* [TASK GOAL]
Repeat the data that follows, word for word, without the images.

== ENTRIES SUPPLIED ==

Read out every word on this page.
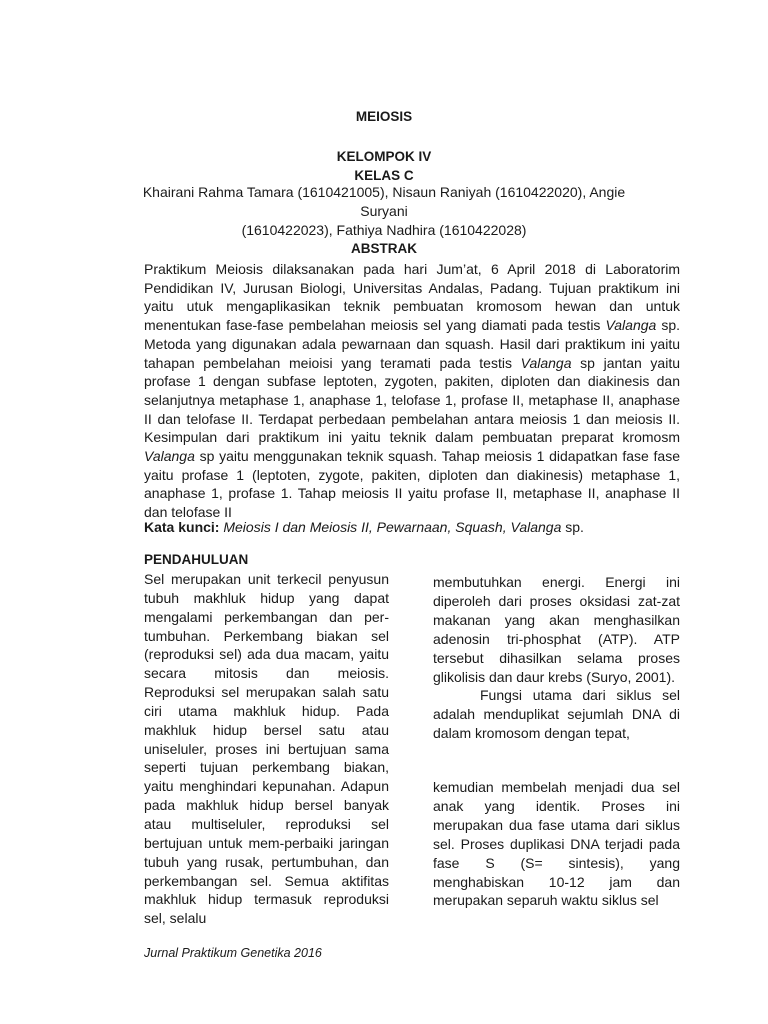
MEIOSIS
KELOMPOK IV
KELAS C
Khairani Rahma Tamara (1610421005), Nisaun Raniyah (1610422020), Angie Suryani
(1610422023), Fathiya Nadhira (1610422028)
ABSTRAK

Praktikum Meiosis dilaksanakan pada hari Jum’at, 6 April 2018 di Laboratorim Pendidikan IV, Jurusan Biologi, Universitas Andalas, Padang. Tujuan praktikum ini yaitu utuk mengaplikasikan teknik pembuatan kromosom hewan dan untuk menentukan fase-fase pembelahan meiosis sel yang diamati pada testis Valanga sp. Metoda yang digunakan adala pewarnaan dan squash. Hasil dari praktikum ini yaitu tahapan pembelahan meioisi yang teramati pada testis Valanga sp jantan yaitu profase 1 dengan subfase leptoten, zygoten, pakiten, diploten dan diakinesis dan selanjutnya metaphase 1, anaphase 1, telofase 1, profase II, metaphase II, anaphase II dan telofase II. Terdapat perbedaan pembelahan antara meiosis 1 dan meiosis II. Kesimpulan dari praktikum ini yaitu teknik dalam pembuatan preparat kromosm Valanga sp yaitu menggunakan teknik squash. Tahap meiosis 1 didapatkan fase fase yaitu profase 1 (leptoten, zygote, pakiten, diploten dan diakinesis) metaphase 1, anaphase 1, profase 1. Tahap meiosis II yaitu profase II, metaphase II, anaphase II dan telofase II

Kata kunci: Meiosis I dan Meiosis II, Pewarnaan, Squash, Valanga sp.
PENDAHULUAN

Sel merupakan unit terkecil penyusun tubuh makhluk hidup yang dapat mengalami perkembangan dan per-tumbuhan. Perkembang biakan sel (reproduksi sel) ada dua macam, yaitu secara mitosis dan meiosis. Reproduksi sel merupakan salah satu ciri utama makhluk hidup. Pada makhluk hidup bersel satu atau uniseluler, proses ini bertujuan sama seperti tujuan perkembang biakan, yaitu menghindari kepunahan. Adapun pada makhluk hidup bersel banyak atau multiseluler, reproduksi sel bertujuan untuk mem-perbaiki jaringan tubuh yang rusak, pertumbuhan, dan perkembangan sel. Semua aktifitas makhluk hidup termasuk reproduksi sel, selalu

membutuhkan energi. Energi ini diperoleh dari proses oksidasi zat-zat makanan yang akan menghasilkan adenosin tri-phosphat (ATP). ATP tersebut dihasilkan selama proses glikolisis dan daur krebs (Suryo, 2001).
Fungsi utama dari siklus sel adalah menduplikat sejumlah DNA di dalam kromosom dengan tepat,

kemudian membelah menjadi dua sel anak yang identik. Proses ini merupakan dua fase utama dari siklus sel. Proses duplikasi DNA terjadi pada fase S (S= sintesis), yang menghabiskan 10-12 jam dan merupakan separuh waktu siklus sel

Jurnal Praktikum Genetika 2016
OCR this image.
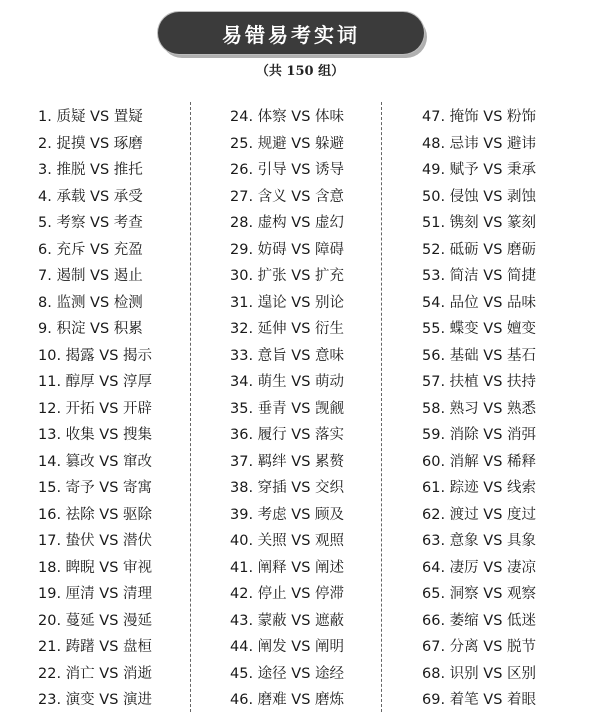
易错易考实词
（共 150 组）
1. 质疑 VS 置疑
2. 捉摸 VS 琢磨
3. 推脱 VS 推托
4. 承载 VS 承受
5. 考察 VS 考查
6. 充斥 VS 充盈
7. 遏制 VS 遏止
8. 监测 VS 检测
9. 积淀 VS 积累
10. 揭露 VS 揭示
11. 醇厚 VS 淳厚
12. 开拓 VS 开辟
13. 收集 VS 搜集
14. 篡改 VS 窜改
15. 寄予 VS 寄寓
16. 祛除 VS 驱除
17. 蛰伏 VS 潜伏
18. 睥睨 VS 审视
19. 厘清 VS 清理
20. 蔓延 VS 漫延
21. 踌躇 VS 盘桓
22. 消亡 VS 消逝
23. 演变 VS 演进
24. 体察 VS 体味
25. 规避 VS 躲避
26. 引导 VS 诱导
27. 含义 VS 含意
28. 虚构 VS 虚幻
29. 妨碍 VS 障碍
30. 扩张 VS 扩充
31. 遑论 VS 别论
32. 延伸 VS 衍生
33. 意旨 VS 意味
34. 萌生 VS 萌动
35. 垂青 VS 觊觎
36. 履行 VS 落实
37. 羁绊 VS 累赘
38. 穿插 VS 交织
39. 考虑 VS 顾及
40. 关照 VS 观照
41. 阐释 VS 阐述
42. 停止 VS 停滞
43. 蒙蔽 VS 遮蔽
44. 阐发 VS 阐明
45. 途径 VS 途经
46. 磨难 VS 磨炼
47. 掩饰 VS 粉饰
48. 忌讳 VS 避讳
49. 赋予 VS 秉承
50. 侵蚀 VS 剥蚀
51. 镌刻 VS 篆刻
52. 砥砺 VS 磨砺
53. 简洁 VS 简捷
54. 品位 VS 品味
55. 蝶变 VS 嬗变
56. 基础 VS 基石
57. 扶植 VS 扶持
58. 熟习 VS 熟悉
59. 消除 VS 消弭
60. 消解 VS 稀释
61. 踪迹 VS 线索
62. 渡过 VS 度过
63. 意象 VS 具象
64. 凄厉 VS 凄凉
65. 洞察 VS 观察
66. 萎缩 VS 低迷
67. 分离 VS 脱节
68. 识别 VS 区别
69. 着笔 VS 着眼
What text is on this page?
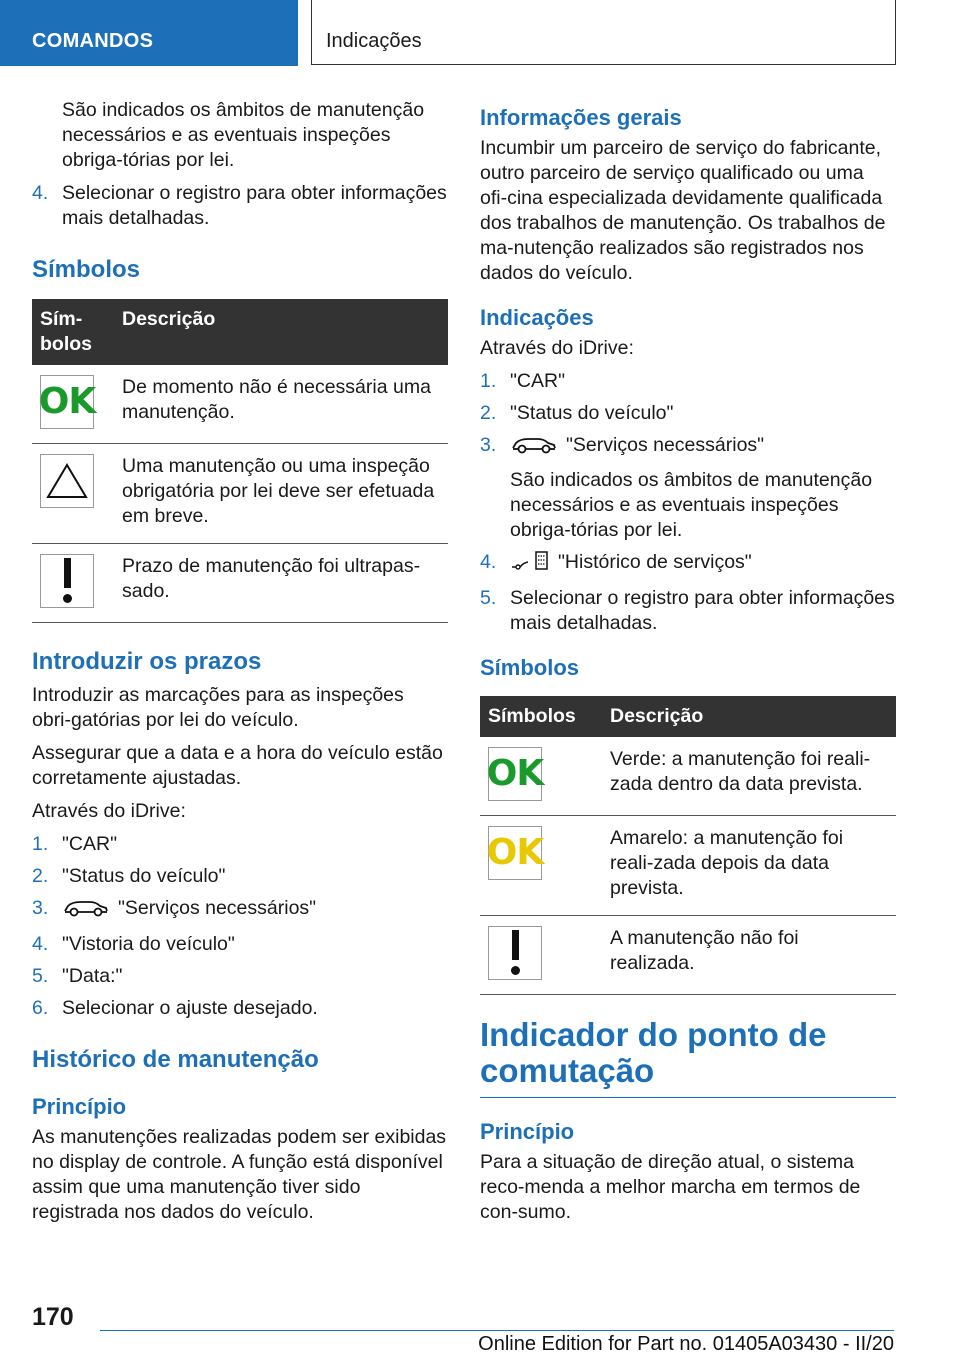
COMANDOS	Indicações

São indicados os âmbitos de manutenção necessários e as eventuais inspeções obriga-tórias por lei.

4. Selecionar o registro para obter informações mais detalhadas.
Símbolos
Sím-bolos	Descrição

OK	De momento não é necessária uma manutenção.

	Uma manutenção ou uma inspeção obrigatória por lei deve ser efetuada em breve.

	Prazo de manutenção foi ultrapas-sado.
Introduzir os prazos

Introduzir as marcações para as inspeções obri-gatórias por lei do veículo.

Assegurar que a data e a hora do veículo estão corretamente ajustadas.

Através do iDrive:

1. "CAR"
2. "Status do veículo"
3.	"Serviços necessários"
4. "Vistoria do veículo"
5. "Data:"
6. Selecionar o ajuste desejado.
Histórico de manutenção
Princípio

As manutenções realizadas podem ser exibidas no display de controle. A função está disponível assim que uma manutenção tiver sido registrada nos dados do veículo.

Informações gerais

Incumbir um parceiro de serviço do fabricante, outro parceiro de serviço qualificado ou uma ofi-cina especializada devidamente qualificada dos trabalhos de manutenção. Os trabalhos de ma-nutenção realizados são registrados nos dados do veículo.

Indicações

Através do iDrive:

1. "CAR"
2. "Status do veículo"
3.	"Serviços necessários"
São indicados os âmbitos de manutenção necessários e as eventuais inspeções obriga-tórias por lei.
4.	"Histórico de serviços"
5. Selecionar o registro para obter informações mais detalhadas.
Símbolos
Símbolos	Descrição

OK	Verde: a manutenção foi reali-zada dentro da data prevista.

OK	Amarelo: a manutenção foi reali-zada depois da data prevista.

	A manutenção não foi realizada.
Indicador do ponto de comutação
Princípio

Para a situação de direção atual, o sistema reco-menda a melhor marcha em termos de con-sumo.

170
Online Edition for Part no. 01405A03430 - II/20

===

* [FULL RESPONSE]
Read out every word on this page.
MEIOSIS
KELOMPOK IV
KELAS C
Khairani Rahma Tamara (1610421005), Nisaun Raniyah (1610422020), Angie Suryani
(1610422023), Fathiya Nadhira (1610422028)
ABSTRAK

Praktikum Meiosis dilaksanakan pada hari Jum’at, 6 April 2018 di Laboratorim Pendidikan IV, Jurusan Biologi, Universitas Andalas, Padang. Tujuan praktikum ini yaitu utuk mengaplikasikan teknik pembuatan kromosom hewan dan untuk menentukan fase-fase pembelahan meiosis sel yang diamati pada testis Valanga sp. Metoda yang digunakan adala pewarnaan dan squash. Hasil dari praktikum ini yaitu tahapan pembelahan meioisi yang teramati pada testis Valanga sp jantan yaitu profase 1 dengan subfase leptoten, zygoten, pakiten, diploten dan diakinesis dan selanjutnya metaphase 1, anaphase 1, telofase 1, profase II, metaphase II, anaphase II dan telofase II. Terdapat perbedaan pembelahan antara meiosis 1 dan meiosis II. Kesimpulan dari praktikum ini yaitu teknik dalam pembuatan preparat kromosm Valanga sp yaitu menggunakan teknik squash. Tahap meiosis 1 didapatkan fase fase yaitu profase 1 (leptoten, zygote, pakiten, diploten dan diakinesis) metaphase 1, anaphase 1, profase 1. Tahap meiosis II yaitu profase II, metaphase II, anaphase II dan telofase II

Kata kunci: Meiosis I dan Meiosis II, Pewarnaan, Squash, Valanga sp.
PENDAHULUAN

Sel merupakan unit terkecil penyusun tubuh makhluk hidup yang dapat mengalami perkembangan dan per-tumbuhan. Perkembang biakan sel (reproduksi sel) ada dua macam, yaitu secara mitosis dan meiosis. Reproduksi sel merupakan salah satu ciri utama makhluk hidup. Pada makhluk hidup bersel satu atau uniseluler, proses ini bertujuan sama seperti tujuan perkembang biakan, yaitu menghindari kepunahan. Adapun pada makhluk hidup bersel banyak atau multiseluler, reproduksi sel bertujuan untuk mem-perbaiki jaringan tubuh yang rusak, pertumbuhan, dan perkembangan sel. Semua aktifitas makhluk hidup termasuk reproduksi sel, selalu

membutuhkan energi. Energi ini diperoleh dari proses oksidasi zat-zat makanan yang akan menghasilkan adenosin tri-phosphat (ATP). ATP tersebut dihasilkan selama proses glikolisis dan daur krebs (Suryo, 2001).
Fungsi utama dari siklus sel adalah menduplikat sejumlah DNA di dalam kromosom dengan tepat,

kemudian membelah menjadi dua sel anak yang identik. Proses ini merupakan dua fase utama dari siklus sel. Proses duplikasi DNA terjadi pada fase S (S= sintesis), yang menghabiskan 10-12 jam dan merupakan separuh waktu siklus sel

Jurnal Praktikum Genetika 2016
OCR this image.
易错易考实词
（共 150 组）
1. 质疑 VS 置疑
2. 捉摸 VS 琢磨
3. 推脱 VS 推托
4. 承载 VS 承受
5. 考察 VS 考查
6. 充斥 VS 充盈
7. 遏制 VS 遏止
8. 监测 VS 检测
9. 积淀 VS 积累
10. 揭露 VS 揭示
11. 醇厚 VS 淳厚
12. 开拓 VS 开辟
13. 收集 VS 搜集
14. 篡改 VS 窜改
15. 寄予 VS 寄寓
16. 祛除 VS 驱除
17. 蛰伏 VS 潜伏
18. 睥睨 VS 审视
19. 厘清 VS 清理
20. 蔓延 VS 漫延
21. 踌躇 VS 盘桓
22. 消亡 VS 消逝
23. 演变 VS 演进
24. 体察 VS 体味
25. 规避 VS 躲避
26. 引导 VS 诱导
27. 含义 VS 含意
28. 虚构 VS 虚幻
29. 妨碍 VS 障碍
30. 扩张 VS 扩充
31. 遑论 VS 别论
32. 延伸 VS 衍生
33. 意旨 VS 意味
34. 萌生 VS 萌动
35. 垂青 VS 觊觎
36. 履行 VS 落实
37. 羁绊 VS 累赘
38. 穿插 VS 交织
39. 考虑 VS 顾及
40. 关照 VS 观照
41. 阐释 VS 阐述
42. 停止 VS 停滞
43. 蒙蔽 VS 遮蔽
44. 阐发 VS 阐明
45. 途径 VS 途经
46. 磨难 VS 磨炼
47. 掩饰 VS 粉饰
48. 忌讳 VS 避讳
49. 赋予 VS 秉承
50. 侵蚀 VS 剥蚀
51. 镌刻 VS 篆刻
52. 砥砺 VS 磨砺
53. 简洁 VS 简捷
54. 品位 VS 品味
55. 蝶变 VS 嬗变
56. 基础 VS 基石
57. 扶植 VS 扶持
58. 熟习 VS 熟悉
59. 消除 VS 消弭
60. 消解 VS 稀释
61. 踪迹 VS 线索
62. 渡过 VS 度过
63. 意象 VS 具象
64. 凄厉 VS 凄凉
65. 洞察 VS 观察
66. 萎缩 VS 低迷
67. 分离 VS 脱节
68. 识别 VS 区别
69. 着笔 VS 着眼
What text is on this page?
COMANDOS	Indicações

São indicados os âmbitos de manutenção necessários e as eventuais inspeções obriga-tórias por lei.

4. Selecionar o registro para obter informações mais detalhadas.
Símbolos
Sím-bolos	Descrição

OK	De momento não é necessária uma manutenção.

	Uma manutenção ou uma inspeção obrigatória por lei deve ser efetuada em breve.

	Prazo de manutenção foi ultrapas-sado.
Introduzir os prazos

Introduzir as marcações para as inspeções obri-gatórias por lei do veículo.

Assegurar que a data e a hora do veículo estão corretamente ajustadas.

Através do iDrive:

1. "CAR"
2. "Status do veículo"
3.	"Serviços necessários"
4. "Vistoria do veículo"
5. "Data:"
6. Selecionar o ajuste desejado.
Histórico de manutenção
Princípio

As manutenções realizadas podem ser exibidas no display de controle. A função está disponível assim que uma manutenção tiver sido registrada nos dados do veículo.

Informações gerais

Incumbir um parceiro de serviço do fabricante, outro parceiro de serviço qualificado ou uma ofi-cina especializada devidamente qualificada dos trabalhos de manutenção. Os trabalhos de ma-nutenção realizados são registrados nos dados do veículo.

Indicações

Através do iDrive:

1. "CAR"
2. "Status do veículo"
3.	"Serviços necessários"
São indicados os âmbitos de manutenção necessários e as eventuais inspeções obriga-tórias por lei.
4.	"Histórico de serviços"
5. Selecionar o registro para obter informações mais detalhadas.
Símbolos
Símbolos	Descrição

OK	Verde: a manutenção foi reali-zada dentro da data prevista.

OK	Amarelo: a manutenção foi reali-zada depois da data prevista.

	A manutenção não foi realizada.
Indicador do ponto de comutação
Princípio

Para a situação de direção atual, o sistema reco-menda a melhor marcha em termos de con-sumo.

170
Online Edition for Part no. 01405A03430 - II/20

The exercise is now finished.